**THE EXERCISE**
Only a number is required: how many lines of the material contain the word "folder"?

* * *

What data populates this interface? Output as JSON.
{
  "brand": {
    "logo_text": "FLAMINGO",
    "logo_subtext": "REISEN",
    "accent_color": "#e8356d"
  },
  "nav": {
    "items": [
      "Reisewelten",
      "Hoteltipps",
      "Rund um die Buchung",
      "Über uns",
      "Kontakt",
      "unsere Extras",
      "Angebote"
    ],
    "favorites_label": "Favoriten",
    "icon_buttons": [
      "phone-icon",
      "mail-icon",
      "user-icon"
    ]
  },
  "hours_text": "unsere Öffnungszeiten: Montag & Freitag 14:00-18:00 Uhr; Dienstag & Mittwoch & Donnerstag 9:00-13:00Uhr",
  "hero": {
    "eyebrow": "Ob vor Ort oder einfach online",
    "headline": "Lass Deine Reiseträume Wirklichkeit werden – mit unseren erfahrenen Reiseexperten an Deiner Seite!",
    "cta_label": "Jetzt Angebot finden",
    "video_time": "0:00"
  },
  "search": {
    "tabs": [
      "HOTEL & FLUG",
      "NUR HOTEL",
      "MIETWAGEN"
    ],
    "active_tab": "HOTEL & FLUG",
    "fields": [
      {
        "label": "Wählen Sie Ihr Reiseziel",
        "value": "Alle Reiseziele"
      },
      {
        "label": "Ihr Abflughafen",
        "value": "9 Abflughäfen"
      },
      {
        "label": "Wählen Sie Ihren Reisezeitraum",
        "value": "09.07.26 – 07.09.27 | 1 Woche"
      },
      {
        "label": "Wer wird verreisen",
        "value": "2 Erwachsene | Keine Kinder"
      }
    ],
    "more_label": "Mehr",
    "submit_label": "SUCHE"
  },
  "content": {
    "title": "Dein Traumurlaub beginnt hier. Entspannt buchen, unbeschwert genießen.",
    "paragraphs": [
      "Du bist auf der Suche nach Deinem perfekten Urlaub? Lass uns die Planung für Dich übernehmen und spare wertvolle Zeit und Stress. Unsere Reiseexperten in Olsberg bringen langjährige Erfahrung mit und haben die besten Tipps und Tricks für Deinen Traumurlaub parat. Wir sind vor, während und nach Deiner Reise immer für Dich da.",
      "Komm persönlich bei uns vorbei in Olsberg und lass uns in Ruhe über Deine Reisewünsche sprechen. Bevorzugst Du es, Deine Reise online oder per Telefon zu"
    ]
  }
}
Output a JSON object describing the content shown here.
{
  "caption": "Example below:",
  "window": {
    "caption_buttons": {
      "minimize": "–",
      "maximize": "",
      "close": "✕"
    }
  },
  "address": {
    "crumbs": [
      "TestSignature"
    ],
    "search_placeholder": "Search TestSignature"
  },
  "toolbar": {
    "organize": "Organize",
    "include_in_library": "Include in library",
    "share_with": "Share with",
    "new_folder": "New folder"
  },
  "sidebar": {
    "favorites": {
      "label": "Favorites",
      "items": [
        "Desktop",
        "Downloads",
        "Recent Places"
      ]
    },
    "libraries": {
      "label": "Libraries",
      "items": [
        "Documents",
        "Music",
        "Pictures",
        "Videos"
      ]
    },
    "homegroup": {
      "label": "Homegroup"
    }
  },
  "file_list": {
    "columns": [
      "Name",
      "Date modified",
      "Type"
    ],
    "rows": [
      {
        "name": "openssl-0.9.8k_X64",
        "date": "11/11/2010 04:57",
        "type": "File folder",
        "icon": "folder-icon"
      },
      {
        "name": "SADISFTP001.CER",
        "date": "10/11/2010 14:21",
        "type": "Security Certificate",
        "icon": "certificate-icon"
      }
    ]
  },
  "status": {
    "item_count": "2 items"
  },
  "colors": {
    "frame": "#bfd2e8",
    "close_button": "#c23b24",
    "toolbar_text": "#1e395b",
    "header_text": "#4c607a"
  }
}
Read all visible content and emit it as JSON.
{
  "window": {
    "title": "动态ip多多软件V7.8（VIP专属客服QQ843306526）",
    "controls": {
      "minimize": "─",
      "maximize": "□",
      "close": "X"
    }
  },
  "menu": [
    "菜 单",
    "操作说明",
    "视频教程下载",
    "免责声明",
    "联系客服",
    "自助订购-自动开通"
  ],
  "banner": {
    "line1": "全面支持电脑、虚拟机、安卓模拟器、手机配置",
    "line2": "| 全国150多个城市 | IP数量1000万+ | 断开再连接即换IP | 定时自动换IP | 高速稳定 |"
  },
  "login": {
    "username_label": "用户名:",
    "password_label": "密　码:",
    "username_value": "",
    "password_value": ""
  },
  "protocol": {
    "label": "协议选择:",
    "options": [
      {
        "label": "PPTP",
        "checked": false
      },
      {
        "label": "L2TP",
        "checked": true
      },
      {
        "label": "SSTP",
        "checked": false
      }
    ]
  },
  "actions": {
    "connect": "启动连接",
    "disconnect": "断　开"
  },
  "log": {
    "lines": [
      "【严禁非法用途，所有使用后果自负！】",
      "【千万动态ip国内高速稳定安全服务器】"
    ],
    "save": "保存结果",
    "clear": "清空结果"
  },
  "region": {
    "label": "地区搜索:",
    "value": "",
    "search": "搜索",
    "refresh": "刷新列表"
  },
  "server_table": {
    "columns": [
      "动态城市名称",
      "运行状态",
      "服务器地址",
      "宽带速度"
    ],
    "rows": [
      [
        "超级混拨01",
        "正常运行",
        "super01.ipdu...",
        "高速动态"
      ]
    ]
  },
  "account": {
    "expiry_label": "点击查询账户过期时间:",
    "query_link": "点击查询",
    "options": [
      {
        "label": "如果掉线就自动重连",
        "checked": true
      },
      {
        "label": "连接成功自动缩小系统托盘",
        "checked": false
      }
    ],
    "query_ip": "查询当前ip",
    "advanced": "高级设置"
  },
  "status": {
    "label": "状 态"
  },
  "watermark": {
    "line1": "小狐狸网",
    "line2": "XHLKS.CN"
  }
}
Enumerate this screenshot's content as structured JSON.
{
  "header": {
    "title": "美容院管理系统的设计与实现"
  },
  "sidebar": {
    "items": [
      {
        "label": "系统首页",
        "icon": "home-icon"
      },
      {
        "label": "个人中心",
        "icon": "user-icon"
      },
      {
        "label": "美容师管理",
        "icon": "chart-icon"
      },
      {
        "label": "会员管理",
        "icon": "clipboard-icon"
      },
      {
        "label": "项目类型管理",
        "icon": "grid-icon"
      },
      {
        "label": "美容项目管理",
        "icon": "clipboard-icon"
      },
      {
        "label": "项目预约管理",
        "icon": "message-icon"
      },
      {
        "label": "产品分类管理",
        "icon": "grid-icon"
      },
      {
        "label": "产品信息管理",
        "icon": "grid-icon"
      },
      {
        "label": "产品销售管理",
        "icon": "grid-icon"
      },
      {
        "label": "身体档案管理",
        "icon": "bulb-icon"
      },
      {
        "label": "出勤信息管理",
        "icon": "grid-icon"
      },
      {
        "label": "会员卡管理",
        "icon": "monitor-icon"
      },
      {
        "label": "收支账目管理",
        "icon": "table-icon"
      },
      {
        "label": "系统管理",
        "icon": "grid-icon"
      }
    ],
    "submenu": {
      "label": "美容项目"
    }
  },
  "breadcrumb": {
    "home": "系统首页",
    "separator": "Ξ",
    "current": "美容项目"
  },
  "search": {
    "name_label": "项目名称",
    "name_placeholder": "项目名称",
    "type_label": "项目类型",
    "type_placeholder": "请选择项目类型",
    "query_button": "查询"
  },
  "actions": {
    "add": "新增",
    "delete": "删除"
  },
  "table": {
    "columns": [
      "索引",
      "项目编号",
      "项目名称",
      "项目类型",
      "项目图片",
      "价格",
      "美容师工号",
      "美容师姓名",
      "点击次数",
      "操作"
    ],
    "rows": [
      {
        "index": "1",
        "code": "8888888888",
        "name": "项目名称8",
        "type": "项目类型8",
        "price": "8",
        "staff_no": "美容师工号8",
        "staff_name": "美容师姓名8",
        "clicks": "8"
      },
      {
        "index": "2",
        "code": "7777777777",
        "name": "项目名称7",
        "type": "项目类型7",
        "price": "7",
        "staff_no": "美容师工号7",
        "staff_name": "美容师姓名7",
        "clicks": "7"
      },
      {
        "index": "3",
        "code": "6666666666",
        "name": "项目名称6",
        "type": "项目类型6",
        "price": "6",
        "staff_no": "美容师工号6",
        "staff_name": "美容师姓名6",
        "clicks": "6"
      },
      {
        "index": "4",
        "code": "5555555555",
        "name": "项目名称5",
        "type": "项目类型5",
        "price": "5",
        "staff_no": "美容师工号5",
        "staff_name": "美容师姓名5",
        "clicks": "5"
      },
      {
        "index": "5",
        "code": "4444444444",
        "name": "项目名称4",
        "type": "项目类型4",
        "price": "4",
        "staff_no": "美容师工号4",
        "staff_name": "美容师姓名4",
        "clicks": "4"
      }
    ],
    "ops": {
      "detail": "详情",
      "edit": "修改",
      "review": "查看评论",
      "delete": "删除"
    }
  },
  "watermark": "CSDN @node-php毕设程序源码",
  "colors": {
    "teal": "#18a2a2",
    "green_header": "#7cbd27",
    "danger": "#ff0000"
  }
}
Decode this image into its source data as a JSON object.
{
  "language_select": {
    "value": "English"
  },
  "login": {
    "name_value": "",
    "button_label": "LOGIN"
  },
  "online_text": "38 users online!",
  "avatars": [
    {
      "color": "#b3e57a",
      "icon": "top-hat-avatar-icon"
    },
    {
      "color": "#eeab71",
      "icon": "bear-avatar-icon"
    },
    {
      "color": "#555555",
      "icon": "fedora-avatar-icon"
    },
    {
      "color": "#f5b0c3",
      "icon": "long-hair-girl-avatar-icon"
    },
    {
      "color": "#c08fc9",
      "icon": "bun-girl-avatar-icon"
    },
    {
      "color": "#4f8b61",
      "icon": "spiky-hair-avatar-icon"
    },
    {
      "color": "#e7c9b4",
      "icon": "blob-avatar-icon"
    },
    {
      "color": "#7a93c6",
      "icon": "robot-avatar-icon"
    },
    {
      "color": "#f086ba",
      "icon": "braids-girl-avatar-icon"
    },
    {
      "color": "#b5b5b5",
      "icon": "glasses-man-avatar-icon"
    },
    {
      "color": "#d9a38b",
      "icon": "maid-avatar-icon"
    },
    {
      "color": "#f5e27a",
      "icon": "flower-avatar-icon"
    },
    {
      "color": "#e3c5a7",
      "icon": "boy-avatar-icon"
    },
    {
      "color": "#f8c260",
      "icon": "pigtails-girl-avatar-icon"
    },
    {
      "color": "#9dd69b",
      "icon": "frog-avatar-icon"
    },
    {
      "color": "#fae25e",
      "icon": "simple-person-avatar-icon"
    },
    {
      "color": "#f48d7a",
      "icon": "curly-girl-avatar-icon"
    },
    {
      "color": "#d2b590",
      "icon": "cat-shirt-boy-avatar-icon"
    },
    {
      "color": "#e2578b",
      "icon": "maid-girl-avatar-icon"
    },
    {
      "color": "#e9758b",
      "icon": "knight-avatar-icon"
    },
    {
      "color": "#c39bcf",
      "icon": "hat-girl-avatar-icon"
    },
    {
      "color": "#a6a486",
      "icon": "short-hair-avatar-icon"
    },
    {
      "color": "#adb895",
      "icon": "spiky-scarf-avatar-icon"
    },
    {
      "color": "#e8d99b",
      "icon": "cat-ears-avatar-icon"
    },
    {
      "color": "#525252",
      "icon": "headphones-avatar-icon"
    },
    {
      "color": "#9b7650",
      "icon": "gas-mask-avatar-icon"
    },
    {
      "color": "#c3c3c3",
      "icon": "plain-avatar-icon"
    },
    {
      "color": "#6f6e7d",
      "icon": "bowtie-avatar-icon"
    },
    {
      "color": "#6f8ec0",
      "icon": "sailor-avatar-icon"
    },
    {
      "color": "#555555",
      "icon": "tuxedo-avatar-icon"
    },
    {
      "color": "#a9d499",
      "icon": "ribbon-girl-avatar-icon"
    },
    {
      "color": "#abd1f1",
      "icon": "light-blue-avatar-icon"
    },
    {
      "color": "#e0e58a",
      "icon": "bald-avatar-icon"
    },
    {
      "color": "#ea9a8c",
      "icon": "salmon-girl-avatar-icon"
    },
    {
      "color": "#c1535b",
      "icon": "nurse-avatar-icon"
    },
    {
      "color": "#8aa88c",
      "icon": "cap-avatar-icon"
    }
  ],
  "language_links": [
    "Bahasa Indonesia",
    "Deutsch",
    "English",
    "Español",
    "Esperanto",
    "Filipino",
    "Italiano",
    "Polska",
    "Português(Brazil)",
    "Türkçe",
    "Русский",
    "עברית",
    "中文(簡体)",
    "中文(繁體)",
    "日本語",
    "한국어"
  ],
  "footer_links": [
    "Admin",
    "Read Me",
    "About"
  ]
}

* * *

**WORKED ANSWER**
3